Work to do: Below are some records. Say how many of their lines contain the string "SRMTID", and give nothing but the number.

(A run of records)
Start

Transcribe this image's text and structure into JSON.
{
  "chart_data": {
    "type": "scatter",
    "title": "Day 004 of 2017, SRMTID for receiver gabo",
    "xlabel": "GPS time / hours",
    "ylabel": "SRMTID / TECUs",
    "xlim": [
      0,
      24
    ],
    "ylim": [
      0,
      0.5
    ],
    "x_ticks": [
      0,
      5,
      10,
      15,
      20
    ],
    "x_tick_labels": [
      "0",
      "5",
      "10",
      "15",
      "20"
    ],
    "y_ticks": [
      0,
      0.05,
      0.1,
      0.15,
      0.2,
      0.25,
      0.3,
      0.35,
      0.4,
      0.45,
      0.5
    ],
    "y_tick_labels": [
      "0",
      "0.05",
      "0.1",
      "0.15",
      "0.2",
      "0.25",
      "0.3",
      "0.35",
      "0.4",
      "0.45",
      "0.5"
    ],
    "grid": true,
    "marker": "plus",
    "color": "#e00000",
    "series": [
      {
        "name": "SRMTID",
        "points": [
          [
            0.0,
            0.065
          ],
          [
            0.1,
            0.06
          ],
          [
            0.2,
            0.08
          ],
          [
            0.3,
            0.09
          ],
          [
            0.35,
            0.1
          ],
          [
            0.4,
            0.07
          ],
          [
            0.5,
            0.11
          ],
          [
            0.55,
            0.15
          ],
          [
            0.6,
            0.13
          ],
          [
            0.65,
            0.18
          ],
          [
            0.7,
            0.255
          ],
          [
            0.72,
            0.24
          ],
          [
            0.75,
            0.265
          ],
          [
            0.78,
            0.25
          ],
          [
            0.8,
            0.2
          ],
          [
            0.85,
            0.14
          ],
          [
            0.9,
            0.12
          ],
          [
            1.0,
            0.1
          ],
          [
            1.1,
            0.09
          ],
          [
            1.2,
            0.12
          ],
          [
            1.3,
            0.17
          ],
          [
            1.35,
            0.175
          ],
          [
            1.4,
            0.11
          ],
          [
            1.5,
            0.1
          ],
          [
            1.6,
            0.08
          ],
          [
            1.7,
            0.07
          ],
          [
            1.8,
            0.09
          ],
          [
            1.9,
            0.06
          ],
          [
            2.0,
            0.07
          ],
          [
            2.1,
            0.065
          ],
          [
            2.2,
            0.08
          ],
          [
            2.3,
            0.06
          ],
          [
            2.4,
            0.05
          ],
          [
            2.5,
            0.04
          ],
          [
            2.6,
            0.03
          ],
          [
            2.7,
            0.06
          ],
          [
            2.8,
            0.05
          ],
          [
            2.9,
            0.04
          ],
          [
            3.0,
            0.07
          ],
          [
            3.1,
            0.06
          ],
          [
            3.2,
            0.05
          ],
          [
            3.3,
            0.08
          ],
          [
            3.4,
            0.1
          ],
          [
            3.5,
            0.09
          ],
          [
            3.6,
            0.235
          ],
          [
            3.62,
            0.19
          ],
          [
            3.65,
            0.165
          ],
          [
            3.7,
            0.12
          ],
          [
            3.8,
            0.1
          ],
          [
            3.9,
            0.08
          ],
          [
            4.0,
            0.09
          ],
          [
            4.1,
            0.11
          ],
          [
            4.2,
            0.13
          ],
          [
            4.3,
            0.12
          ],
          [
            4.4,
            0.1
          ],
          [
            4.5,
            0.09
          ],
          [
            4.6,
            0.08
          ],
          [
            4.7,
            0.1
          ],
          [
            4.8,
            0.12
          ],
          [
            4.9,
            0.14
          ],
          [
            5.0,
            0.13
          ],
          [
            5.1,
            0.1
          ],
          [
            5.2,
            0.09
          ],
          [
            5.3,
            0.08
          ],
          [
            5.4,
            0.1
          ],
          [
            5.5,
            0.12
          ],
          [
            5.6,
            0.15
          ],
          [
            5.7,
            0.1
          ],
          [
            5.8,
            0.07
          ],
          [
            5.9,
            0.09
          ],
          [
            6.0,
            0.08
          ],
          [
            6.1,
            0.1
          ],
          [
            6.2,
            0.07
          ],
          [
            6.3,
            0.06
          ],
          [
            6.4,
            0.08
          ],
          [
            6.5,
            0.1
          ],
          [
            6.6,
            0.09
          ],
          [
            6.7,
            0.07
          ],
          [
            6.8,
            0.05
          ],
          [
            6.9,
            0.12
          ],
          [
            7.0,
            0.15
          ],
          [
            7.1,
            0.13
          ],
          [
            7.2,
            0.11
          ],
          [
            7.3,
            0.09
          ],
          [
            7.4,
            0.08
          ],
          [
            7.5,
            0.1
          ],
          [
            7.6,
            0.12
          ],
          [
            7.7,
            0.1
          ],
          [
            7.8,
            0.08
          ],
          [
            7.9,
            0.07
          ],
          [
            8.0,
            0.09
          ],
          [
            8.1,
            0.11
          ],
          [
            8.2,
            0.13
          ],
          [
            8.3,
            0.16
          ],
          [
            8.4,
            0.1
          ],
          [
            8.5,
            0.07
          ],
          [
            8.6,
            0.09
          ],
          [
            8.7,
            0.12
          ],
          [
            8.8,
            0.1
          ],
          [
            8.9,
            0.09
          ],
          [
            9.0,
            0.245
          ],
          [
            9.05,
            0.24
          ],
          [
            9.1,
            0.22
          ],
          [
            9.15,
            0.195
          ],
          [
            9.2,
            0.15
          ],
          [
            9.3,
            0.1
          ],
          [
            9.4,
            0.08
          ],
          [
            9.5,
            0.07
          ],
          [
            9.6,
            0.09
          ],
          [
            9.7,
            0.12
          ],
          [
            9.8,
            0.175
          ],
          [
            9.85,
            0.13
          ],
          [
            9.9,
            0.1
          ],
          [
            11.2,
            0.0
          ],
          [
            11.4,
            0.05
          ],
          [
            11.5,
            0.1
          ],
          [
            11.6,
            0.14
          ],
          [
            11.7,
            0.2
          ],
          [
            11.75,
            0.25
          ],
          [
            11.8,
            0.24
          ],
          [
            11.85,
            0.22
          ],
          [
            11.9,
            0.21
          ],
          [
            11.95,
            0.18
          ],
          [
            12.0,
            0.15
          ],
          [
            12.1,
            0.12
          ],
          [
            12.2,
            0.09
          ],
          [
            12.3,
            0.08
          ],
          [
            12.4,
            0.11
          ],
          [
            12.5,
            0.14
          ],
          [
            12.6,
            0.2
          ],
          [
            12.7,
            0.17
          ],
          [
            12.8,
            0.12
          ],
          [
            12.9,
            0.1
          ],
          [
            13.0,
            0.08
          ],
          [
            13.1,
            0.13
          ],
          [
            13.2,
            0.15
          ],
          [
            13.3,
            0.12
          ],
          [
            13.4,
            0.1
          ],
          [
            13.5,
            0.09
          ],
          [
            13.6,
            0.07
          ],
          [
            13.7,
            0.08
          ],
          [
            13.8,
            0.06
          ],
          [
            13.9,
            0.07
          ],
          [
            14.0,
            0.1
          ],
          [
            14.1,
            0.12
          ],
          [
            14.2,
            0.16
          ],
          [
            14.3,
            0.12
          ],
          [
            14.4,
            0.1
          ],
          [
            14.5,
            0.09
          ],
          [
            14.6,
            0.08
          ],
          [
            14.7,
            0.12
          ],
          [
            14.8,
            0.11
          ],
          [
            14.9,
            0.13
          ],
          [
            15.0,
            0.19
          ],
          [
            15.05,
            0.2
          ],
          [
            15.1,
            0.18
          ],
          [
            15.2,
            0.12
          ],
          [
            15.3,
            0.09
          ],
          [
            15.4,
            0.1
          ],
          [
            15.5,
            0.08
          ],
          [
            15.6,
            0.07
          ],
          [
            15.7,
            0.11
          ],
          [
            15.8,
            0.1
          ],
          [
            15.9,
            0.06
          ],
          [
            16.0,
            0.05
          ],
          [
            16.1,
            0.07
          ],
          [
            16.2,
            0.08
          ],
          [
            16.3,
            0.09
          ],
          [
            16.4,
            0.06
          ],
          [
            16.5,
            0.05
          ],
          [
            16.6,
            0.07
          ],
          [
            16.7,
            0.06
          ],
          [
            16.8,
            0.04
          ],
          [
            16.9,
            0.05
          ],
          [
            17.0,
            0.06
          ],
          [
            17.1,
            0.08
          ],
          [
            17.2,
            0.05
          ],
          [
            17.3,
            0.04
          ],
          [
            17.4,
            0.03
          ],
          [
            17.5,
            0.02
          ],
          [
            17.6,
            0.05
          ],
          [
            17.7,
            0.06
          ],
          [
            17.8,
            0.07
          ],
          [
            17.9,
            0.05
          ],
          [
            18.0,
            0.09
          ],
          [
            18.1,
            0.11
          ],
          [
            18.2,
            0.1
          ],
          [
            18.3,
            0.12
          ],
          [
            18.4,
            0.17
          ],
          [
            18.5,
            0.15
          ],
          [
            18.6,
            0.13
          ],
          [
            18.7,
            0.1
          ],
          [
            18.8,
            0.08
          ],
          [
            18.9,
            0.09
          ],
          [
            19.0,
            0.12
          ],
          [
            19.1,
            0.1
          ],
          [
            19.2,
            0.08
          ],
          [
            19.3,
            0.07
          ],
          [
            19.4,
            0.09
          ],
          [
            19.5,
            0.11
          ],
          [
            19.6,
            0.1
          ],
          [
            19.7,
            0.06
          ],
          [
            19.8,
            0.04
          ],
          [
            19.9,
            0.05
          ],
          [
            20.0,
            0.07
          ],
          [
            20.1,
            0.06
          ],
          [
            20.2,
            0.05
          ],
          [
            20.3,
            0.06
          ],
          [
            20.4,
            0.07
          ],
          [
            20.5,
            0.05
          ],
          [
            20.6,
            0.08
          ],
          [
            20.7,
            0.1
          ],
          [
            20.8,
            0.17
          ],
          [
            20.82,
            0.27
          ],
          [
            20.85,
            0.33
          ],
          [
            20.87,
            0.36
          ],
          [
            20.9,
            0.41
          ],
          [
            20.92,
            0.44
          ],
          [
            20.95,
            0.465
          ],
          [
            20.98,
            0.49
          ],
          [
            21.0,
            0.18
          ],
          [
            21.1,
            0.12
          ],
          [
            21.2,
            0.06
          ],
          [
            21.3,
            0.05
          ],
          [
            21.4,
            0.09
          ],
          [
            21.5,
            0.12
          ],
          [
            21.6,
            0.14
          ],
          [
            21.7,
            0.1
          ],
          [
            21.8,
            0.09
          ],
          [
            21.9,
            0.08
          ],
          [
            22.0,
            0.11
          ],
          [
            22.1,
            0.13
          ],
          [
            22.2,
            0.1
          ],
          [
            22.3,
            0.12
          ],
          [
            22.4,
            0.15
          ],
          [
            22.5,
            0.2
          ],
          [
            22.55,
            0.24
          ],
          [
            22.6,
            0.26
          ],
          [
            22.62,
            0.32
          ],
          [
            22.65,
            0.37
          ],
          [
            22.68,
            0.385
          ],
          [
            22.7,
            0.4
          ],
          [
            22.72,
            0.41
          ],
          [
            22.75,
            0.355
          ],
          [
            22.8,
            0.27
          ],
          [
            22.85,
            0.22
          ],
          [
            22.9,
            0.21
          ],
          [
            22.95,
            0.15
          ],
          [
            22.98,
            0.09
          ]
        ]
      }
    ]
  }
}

End

Solved exercise: 3